- Short task:
Retype everything in the listing, leaving each line exactly as it is.

- Dataset excerpts:
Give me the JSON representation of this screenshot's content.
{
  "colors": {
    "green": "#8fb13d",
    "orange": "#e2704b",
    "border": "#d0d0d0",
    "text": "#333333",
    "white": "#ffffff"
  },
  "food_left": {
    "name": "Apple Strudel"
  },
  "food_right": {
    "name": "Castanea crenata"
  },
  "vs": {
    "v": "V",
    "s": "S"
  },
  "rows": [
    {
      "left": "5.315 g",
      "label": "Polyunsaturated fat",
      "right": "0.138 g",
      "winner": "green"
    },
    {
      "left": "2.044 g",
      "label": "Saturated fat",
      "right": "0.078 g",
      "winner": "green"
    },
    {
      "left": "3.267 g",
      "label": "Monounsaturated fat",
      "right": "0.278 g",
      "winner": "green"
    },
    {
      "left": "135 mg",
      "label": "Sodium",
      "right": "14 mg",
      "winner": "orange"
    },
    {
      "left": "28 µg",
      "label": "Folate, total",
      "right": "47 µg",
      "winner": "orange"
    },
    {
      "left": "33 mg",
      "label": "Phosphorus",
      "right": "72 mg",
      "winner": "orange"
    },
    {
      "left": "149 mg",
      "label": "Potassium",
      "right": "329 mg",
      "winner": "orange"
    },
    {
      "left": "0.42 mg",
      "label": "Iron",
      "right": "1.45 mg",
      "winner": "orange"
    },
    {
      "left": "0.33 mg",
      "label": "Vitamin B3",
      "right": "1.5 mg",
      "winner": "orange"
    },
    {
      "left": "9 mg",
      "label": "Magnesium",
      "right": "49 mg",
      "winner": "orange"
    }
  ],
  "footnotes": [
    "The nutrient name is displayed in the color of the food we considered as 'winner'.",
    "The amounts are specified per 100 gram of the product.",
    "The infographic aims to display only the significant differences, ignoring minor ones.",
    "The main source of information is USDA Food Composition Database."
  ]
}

- Written response:
Give me the JSON representation of this screenshot's content.
{
  "colors": {
    "green": "#8fb13d",
    "orange": "#e2704b",
    "border": "#d0d0d0",
    "text": "#333333",
    "white": "#ffffff"
  },
  "food_left": {
    "name": "Apple Strudel"
  },
  "food_right": {
    "name": "Castanea crenata"
  },
  "vs": {
    "v": "V",
    "s": "S"
  },
  "rows": [
    {
      "left": "5.315 g",
      "label": "Polyunsaturated fat",
      "right": "0.138 g",
      "winner": "green"
    },
    {
      "left": "2.044 g",
      "label": "Saturated fat",
      "right": "0.078 g",
      "winner": "green"
    },
    {
      "left": "3.267 g",
      "label": "Monounsaturated fat",
      "right": "0.278 g",
      "winner": "green"
    },
    {
      "left": "135 mg",
      "label": "Sodium",
      "right": "14 mg",
      "winner": "orange"
    },
    {
      "left": "28 µg",
      "label": "Folate, total",
      "right": "47 µg",
      "winner": "orange"
    },
    {
      "left": "33 mg",
      "label": "Phosphorus",
      "right": "72 mg",
      "winner": "orange"
    },
    {
      "left": "149 mg",
      "label": "Potassium",
      "right": "329 mg",
      "winner": "orange"
    },
    {
      "left": "0.42 mg",
      "label": "Iron",
      "right": "1.45 mg",
      "winner": "orange"
    },
    {
      "left": "0.33 mg",
      "label": "Vitamin B3",
      "right": "1.5 mg",
      "winner": "orange"
    },
    {
      "left": "9 mg",
      "label": "Magnesium",
      "right": "49 mg",
      "winner": "orange"
    }
  ],
  "footnotes": [
    "The nutrient name is displayed in the color of the food we considered as 'winner'.",
    "The amounts are specified per 100 gram of the product.",
    "The infographic aims to display only the significant differences, ignoring minor ones.",
    "The main source of information is USDA Food Composition Database."
  ]
}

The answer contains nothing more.